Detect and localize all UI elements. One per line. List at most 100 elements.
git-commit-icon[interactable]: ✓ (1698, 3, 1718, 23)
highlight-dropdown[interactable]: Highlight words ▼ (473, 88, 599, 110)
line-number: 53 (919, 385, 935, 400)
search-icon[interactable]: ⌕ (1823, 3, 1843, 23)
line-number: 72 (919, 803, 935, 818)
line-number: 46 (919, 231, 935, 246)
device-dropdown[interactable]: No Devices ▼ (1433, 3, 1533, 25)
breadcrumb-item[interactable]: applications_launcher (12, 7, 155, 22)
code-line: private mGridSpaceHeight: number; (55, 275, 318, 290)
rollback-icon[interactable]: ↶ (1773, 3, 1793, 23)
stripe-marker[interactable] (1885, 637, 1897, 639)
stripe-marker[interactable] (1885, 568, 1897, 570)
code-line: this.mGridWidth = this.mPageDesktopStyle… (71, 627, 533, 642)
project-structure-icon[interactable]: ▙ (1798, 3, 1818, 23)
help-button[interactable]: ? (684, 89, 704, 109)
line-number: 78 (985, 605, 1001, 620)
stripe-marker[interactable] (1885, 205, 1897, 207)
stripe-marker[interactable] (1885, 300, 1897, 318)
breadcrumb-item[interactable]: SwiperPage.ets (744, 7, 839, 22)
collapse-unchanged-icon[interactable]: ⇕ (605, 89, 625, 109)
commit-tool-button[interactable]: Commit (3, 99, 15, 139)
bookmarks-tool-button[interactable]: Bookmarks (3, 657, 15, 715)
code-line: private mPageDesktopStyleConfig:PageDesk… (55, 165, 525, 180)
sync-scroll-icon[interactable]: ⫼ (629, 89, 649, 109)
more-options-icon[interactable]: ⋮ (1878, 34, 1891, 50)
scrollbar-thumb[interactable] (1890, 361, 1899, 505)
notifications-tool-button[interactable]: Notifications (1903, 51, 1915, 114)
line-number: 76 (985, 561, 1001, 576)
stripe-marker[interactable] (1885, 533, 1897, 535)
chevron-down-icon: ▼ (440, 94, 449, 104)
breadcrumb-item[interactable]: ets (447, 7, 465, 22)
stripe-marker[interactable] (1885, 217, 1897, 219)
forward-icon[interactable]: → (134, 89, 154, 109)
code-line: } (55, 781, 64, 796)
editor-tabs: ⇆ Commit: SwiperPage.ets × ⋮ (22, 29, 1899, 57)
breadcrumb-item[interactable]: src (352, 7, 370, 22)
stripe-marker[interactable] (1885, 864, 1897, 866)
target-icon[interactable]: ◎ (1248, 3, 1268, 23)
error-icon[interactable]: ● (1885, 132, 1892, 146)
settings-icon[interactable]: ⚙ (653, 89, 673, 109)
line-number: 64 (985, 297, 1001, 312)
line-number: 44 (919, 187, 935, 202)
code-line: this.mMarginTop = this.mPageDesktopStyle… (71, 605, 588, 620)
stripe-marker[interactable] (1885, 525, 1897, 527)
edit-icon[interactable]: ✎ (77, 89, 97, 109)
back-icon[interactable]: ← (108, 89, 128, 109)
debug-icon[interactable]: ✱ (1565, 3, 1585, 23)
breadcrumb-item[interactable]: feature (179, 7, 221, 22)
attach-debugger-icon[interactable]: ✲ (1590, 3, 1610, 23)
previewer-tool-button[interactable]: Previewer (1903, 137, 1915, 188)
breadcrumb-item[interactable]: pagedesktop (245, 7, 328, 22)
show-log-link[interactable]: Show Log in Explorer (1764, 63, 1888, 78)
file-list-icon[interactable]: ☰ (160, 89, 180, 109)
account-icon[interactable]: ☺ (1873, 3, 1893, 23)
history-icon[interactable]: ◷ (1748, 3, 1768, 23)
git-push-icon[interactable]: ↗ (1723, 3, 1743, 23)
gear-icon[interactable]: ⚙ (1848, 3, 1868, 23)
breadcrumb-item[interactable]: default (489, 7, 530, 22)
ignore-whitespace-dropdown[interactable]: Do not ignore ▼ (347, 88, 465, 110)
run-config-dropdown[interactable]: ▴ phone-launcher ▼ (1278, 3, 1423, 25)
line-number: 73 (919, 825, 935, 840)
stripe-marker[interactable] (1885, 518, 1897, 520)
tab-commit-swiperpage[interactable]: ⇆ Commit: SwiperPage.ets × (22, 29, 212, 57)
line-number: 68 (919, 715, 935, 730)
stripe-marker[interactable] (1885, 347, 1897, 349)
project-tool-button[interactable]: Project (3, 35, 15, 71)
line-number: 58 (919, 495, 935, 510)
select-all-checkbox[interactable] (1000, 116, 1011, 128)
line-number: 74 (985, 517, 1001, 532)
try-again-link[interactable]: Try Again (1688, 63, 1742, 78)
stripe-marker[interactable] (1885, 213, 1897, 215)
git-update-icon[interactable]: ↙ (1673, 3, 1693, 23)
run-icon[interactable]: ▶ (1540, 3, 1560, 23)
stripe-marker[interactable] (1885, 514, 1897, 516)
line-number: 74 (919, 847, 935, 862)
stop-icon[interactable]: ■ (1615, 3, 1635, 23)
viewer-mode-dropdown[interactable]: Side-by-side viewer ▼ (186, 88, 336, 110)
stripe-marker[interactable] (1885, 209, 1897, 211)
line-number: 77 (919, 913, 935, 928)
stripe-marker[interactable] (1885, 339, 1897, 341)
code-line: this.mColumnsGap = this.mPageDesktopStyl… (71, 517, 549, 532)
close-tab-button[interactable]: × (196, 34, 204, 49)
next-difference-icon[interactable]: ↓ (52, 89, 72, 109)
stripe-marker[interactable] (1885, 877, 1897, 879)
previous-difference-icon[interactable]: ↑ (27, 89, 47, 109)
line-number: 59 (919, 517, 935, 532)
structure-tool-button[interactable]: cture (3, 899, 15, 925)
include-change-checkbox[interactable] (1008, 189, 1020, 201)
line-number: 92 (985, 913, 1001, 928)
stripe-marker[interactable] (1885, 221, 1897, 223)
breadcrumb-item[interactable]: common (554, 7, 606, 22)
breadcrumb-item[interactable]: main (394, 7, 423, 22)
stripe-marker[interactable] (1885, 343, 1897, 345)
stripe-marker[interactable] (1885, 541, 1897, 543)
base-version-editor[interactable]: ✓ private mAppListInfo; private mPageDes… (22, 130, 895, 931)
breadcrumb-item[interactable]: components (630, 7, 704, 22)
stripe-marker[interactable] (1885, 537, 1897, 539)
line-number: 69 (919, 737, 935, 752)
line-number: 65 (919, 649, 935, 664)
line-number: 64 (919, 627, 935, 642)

--------------------

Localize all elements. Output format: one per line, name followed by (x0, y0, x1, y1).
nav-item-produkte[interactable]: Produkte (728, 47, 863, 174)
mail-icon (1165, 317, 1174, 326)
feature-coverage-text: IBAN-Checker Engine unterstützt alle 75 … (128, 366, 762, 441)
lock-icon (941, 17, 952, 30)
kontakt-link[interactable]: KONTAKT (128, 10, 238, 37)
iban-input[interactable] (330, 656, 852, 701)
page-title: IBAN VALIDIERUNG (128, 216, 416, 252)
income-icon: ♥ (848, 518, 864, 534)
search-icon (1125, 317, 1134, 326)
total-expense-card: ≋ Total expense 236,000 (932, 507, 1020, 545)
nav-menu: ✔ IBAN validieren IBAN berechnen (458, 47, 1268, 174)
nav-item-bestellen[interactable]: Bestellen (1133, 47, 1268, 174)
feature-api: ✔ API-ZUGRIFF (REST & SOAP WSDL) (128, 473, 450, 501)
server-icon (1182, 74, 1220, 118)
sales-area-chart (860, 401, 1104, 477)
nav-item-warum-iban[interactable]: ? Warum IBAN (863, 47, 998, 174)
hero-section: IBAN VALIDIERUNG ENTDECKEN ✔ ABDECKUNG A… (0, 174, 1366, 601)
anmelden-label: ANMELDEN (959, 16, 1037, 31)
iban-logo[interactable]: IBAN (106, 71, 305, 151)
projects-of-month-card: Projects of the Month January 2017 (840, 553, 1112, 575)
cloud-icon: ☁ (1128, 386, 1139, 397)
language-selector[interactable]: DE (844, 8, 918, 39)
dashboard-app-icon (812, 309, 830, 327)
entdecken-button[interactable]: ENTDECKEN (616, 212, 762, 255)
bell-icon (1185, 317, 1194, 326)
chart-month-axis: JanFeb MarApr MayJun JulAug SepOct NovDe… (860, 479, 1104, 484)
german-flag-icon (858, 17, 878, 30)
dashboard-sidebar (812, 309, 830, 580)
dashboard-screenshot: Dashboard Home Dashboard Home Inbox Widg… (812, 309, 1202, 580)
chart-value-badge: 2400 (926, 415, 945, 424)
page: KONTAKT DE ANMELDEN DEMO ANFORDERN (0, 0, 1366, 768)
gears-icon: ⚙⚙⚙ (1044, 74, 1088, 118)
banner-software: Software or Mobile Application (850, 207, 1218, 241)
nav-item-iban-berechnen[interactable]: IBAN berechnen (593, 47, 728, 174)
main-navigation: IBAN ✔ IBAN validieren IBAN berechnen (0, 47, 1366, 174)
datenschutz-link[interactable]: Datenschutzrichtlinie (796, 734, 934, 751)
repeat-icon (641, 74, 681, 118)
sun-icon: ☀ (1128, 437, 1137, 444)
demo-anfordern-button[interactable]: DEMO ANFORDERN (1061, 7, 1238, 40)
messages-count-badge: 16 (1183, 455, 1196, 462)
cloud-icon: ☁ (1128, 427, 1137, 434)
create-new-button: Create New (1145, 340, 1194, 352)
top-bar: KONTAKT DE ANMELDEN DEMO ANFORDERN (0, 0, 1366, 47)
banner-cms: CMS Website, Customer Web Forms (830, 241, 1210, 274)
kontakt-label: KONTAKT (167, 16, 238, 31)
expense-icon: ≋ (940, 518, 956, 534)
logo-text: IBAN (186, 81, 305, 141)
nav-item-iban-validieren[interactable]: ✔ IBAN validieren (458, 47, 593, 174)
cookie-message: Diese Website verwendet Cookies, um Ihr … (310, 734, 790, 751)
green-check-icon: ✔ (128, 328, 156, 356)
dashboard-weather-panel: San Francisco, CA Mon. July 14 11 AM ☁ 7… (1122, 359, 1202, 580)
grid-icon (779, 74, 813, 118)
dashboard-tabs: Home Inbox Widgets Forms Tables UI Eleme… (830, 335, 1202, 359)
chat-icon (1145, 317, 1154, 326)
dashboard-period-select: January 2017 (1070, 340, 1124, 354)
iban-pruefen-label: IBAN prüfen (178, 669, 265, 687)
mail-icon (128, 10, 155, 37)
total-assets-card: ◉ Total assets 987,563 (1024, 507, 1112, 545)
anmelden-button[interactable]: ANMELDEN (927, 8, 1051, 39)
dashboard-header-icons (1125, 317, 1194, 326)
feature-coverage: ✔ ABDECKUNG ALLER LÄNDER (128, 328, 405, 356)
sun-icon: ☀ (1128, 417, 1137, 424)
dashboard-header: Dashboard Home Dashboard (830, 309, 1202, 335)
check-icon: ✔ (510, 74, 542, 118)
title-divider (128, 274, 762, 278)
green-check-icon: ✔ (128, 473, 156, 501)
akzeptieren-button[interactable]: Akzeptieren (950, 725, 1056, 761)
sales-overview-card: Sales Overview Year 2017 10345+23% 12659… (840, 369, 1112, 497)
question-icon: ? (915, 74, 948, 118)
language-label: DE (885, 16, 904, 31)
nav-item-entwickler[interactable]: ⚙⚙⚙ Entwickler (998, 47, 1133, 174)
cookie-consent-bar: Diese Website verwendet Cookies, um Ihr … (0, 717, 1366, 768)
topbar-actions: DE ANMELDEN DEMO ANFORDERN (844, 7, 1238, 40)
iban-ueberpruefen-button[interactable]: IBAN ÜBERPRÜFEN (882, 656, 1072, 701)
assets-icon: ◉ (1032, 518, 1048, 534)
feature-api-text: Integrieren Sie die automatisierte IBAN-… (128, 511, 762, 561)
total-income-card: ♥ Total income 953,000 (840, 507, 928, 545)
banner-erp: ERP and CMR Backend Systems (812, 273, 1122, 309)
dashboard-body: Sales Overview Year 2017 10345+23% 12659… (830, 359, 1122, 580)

--------------------

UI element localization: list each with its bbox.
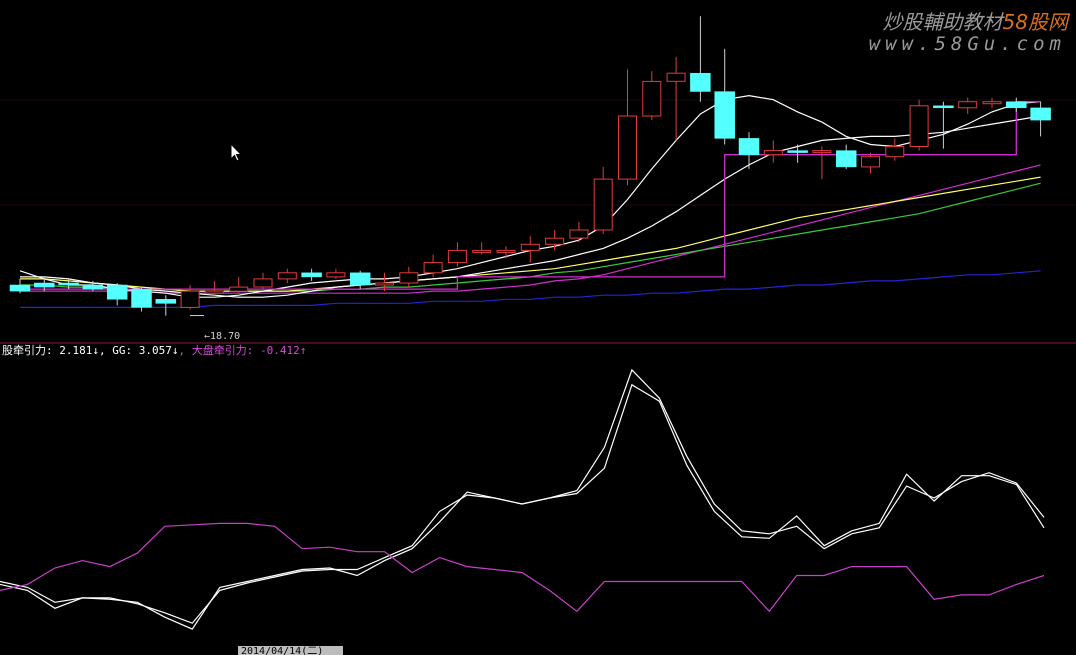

--------------------

§ What is expected
Copy the records from the line with "Detect and localize" up to and including the line with "chevron-down-icon: ▼ (440, 94, 449, 104)", substituting "scroll-marker" for "stripe-marker" and leaving everything else unchanged.

§ Written reply
Detect and localize all UI elements. One per line. List at most 100 elements.
git-commit-icon[interactable]: ✓ (1698, 3, 1718, 23)
highlight-dropdown[interactable]: Highlight words ▼ (473, 88, 599, 110)
line-number: 53 (919, 385, 935, 400)
search-icon[interactable]: ⌕ (1823, 3, 1843, 23)
line-number: 72 (919, 803, 935, 818)
line-number: 46 (919, 231, 935, 246)
device-dropdown[interactable]: No Devices ▼ (1433, 3, 1533, 25)
breadcrumb-item[interactable]: applications_launcher (12, 7, 155, 22)
code-line: private mGridSpaceHeight: number; (55, 275, 318, 290)
rollback-icon[interactable]: ↶ (1773, 3, 1793, 23)
scroll-marker[interactable] (1885, 637, 1897, 639)
scroll-marker[interactable] (1885, 568, 1897, 570)
code-line: this.mGridWidth = this.mPageDesktopStyle… (71, 627, 533, 642)
project-structure-icon[interactable]: ▙ (1798, 3, 1818, 23)
help-button[interactable]: ? (684, 89, 704, 109)
line-number: 78 (985, 605, 1001, 620)
scroll-marker[interactable] (1885, 205, 1897, 207)
scroll-marker[interactable] (1885, 300, 1897, 318)
breadcrumb-item[interactable]: SwiperPage.ets (744, 7, 839, 22)
collapse-unchanged-icon[interactable]: ⇕ (605, 89, 625, 109)
commit-tool-button[interactable]: Commit (3, 99, 15, 139)
bookmarks-tool-button[interactable]: Bookmarks (3, 657, 15, 715)
code-line: private mPageDesktopStyleConfig:PageDesk… (55, 165, 525, 180)
sync-scroll-icon[interactable]: ⫼ (629, 89, 649, 109)
more-options-icon[interactable]: ⋮ (1878, 34, 1891, 50)
scrollbar-thumb[interactable] (1890, 361, 1899, 505)
notifications-tool-button[interactable]: Notifications (1903, 51, 1915, 114)
line-number: 76 (985, 561, 1001, 576)
scroll-marker[interactable] (1885, 533, 1897, 535)
chevron-down-icon: ▼ (440, 94, 449, 104)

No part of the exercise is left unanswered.